→ **INSTRUCTIONS TO FOLLOW**:
Rewrite the records below, changing "scan-mark" to "scan-artifact" and keeping everything else the same. Omit the picture from your answer.

— start GIVEN RECORDS —

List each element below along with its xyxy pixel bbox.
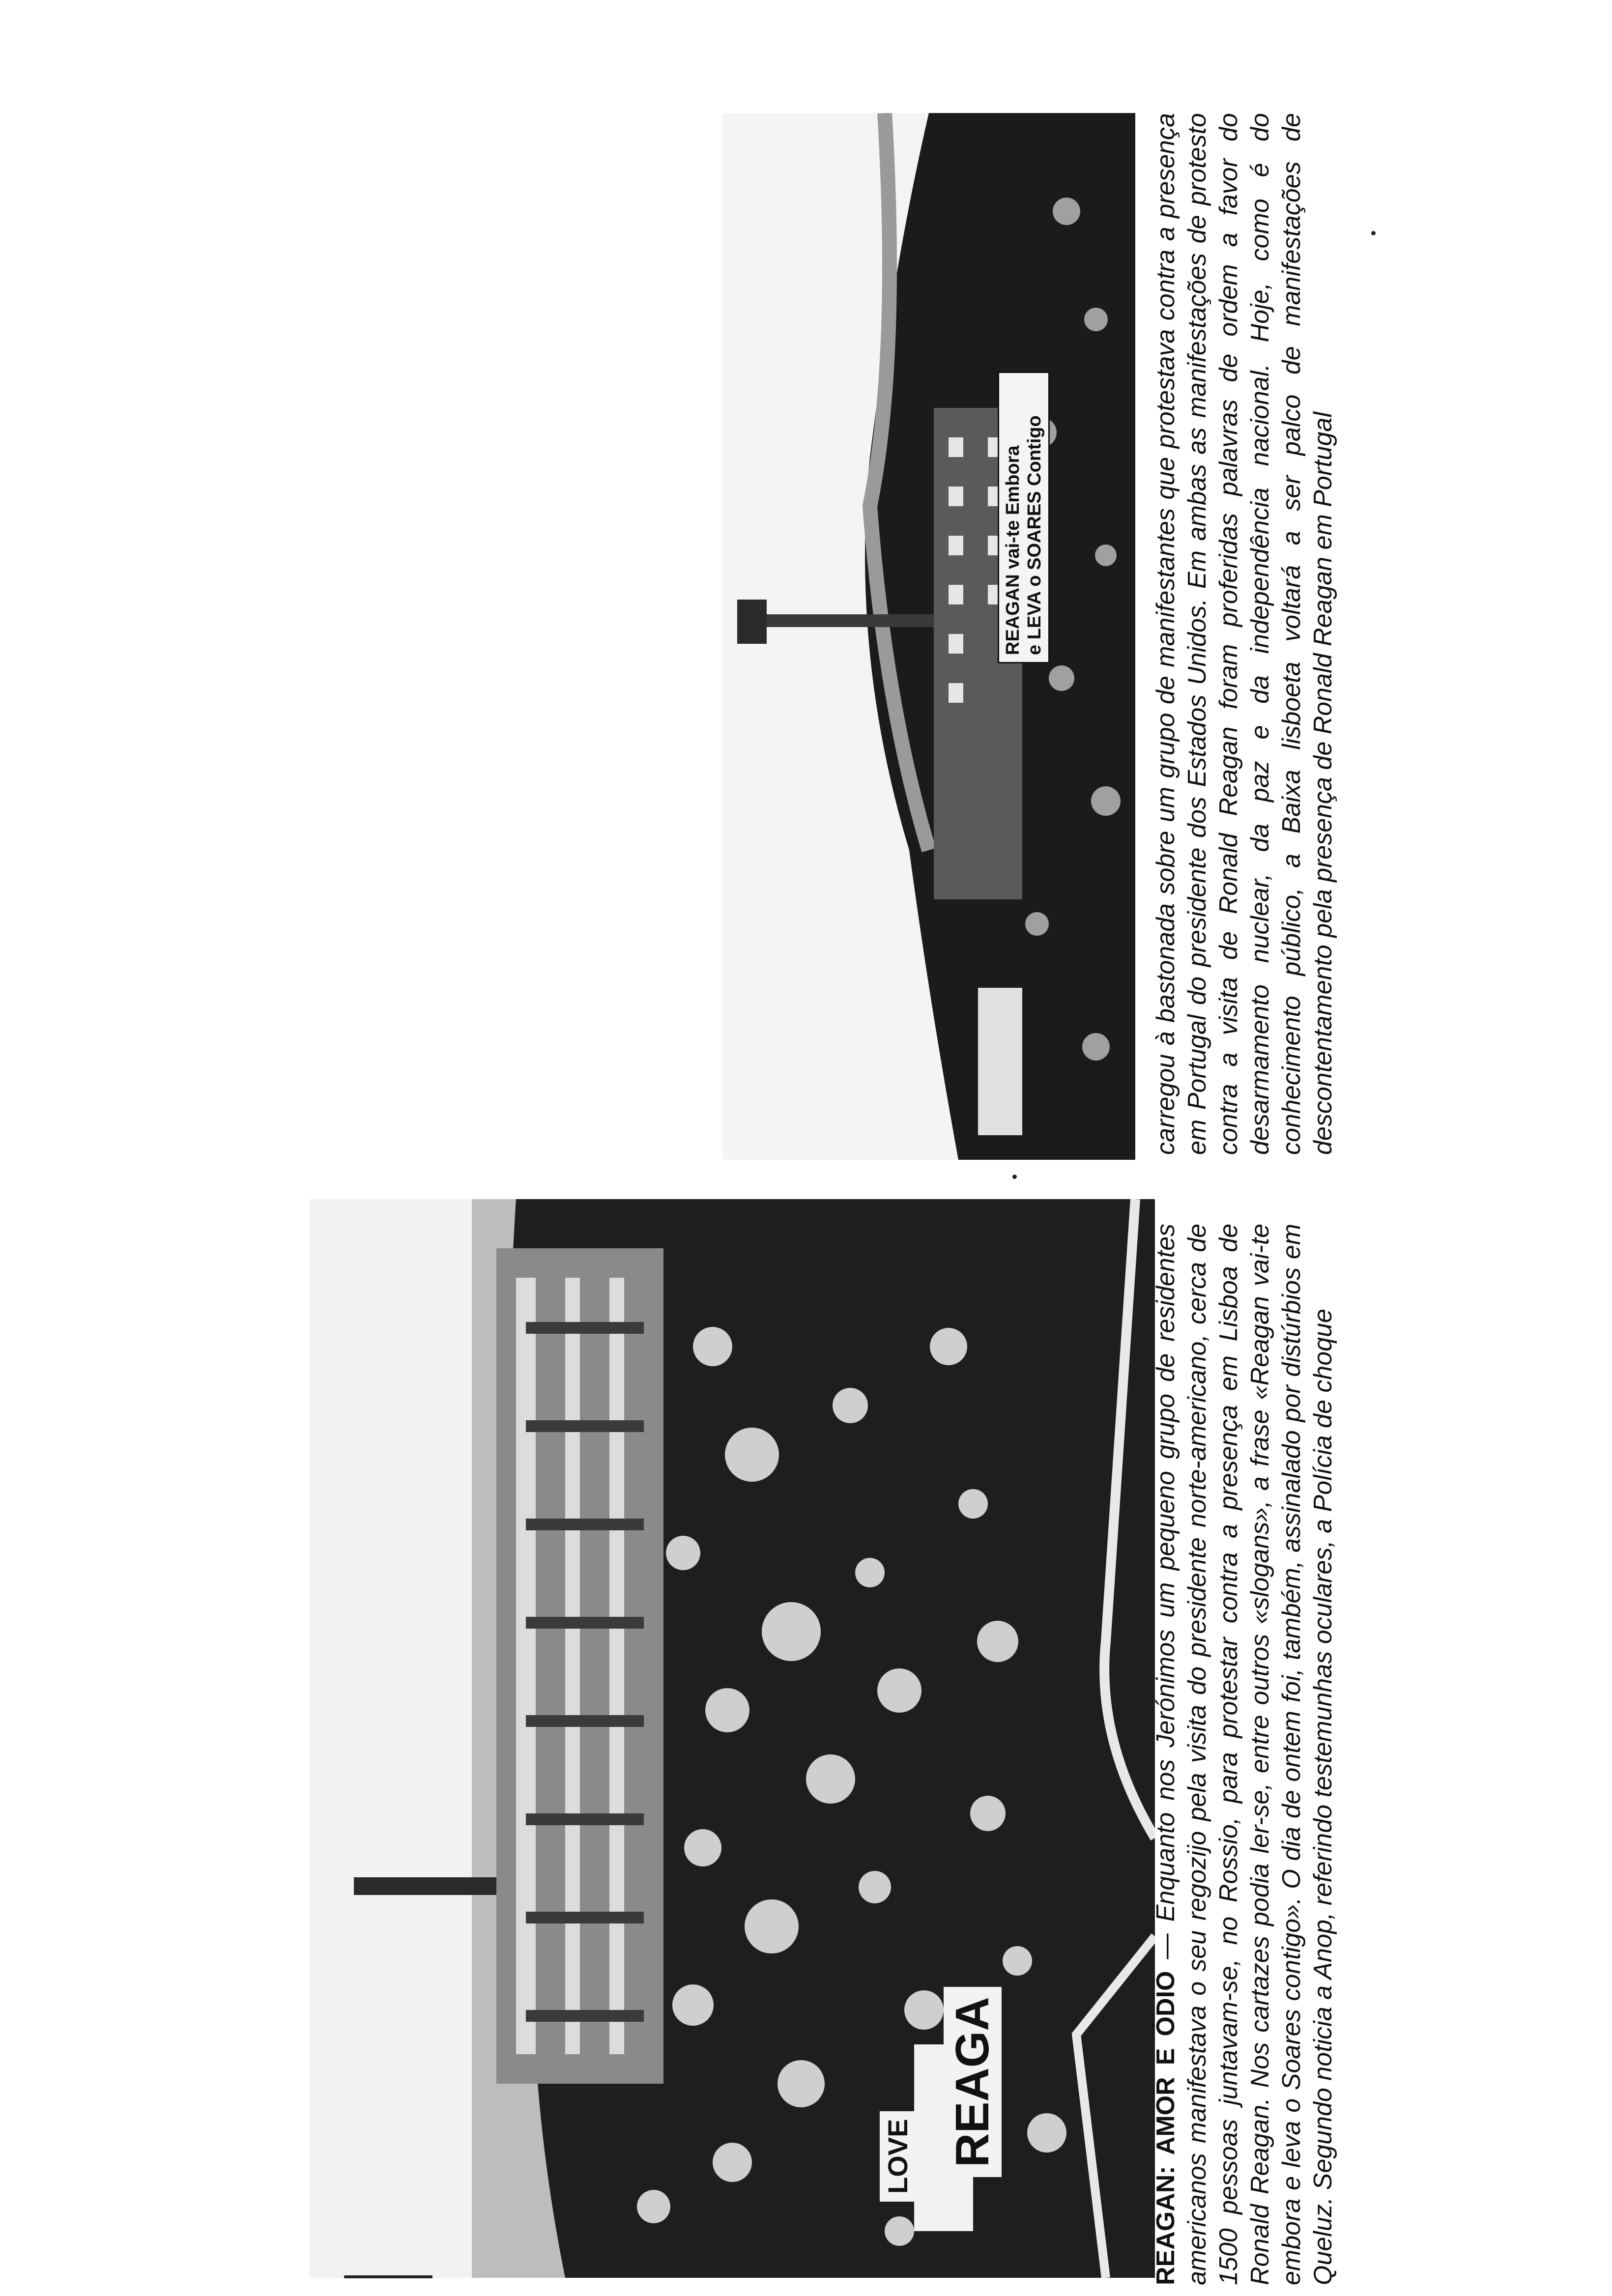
caption-right-paragraph — [1150, 113, 1339, 1155]
caption-right-text: carregou à bastonada sobre um grupo de manifestantes que protestava contra a presença em Portugal do presidente dos Estados Unidos. Em ambas as manifestações de protesto contra a visita de Ronald Reagan foram proferidas palavras de ordem a favor do desarmamento nuclear, da paz e da independência nacional. Hoje, como é do conhecimento público, a Baixa lisboeta voltará a ser palco de manifestações de descontentamento pela presença de Ronald Reagan em Portugal — [1151, 113, 1337, 1155]
protest-banner-line-2: e LEVA o SOARES Contigo — [1024, 415, 1045, 655]
scan-mark — [344, 2275, 432, 2278]
protest-banner-line-1: REAGAN vai-te Embora — [1003, 445, 1023, 655]
reagan-sign-text: REAGA — [946, 1997, 999, 2167]
headline: REAGAN: AMOR E ÓDIO — [1151, 1971, 1180, 2285]
caption-left-paragraph — [1150, 1224, 1339, 2285]
scan-mark — [1371, 231, 1376, 235]
caption-right — [1150, 113, 1337, 1155]
protest-photo-graphic — [722, 113, 1135, 1160]
caption-left-text: — Enquanto nos Jerónimos um pequeno grupo de residentes americanos manifestava o seu regozijo pela visita do presidente norte-americano, cerca de 1500 pessoas juntavam-se, no Rossio, para protestar contra a presença em Lisboa de Ronald Reagan. Nos cartazes podia ler-se, entre outros «slogans», a frase «Reagan vai-te embora e leva o Soares contigo». O dia de ontem foi, também, assinalado por distúrbios em Queluz. Segundo noticia a Anop, referindo testemunhas oculares, a Polícia de choque — [1151, 1224, 1337, 2285]
scan-mark — [1012, 1175, 1017, 1179]
love-banner-text: LOVE — [882, 2119, 913, 2194]
reagan-sign — [944, 1987, 1002, 2177]
love-banner — [880, 2111, 916, 2202]
caption-left — [1150, 1224, 1337, 2285]
photo-jeronimos-crowd — [310, 1199, 1155, 2278]
reagan-protest-banner — [998, 372, 1050, 663]
photo-rossio-protest — [722, 113, 1135, 1160]
crowd-photo-graphic — [310, 1199, 1155, 2278]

— end GIVEN RECORDS —

→ **WRITTEN RESPONSE**:
List each element below along with its xyxy pixel bbox.
caption-right-paragraph — [1150, 113, 1339, 1155]
caption-right-text: carregou à bastonada sobre um grupo de manifestantes que protestava contra a presença em Portugal do presidente dos Estados Unidos. Em ambas as manifestações de protesto contra a visita de Ronald Reagan foram proferidas palavras de ordem a favor do desarmamento nuclear, da paz e da independência nacional. Hoje, como é do conhecimento público, a Baixa lisboeta voltará a ser palco de manifestações de descontentamento pela presença de Ronald Reagan em Portugal — [1151, 113, 1337, 1155]
protest-banner-line-2: e LEVA o SOARES Contigo — [1024, 415, 1045, 655]
scan-artifact — [344, 2275, 432, 2278]
protest-banner-line-1: REAGAN vai-te Embora — [1003, 445, 1023, 655]
reagan-sign-text: REAGA — [946, 1997, 999, 2167]
headline: REAGAN: AMOR E ÓDIO — [1151, 1971, 1180, 2285]
caption-left-paragraph — [1150, 1224, 1339, 2285]
scan-artifact — [1371, 231, 1376, 235]
caption-right — [1150, 113, 1337, 1155]
protest-photo-graphic — [722, 113, 1135, 1160]
caption-left-text: — Enquanto nos Jerónimos um pequeno grupo de residentes americanos manifestava o seu regozijo pela visita do presidente norte-americano, cerca de 1500 pessoas juntavam-se, no Rossio, para protestar contra a presença em Lisboa de Ronald Reagan. Nos cartazes podia ler-se, entre outros «slogans», a frase «Reagan vai-te embora e leva o Soares contigo». O dia de ontem foi, também, assinalado por distúrbios em Queluz. Segundo noticia a Anop, referindo testemunhas oculares, a Polícia de choque — [1151, 1224, 1337, 2285]
scan-artifact — [1012, 1175, 1017, 1179]
love-banner-text: LOVE — [882, 2119, 913, 2194]
reagan-sign — [944, 1987, 1002, 2177]
love-banner — [880, 2111, 916, 2202]
caption-left — [1150, 1224, 1337, 2285]
photo-jeronimos-crowd — [310, 1199, 1155, 2278]
reagan-protest-banner — [998, 372, 1050, 663]
photo-rossio-protest — [722, 113, 1135, 1160]
crowd-photo-graphic — [310, 1199, 1155, 2278]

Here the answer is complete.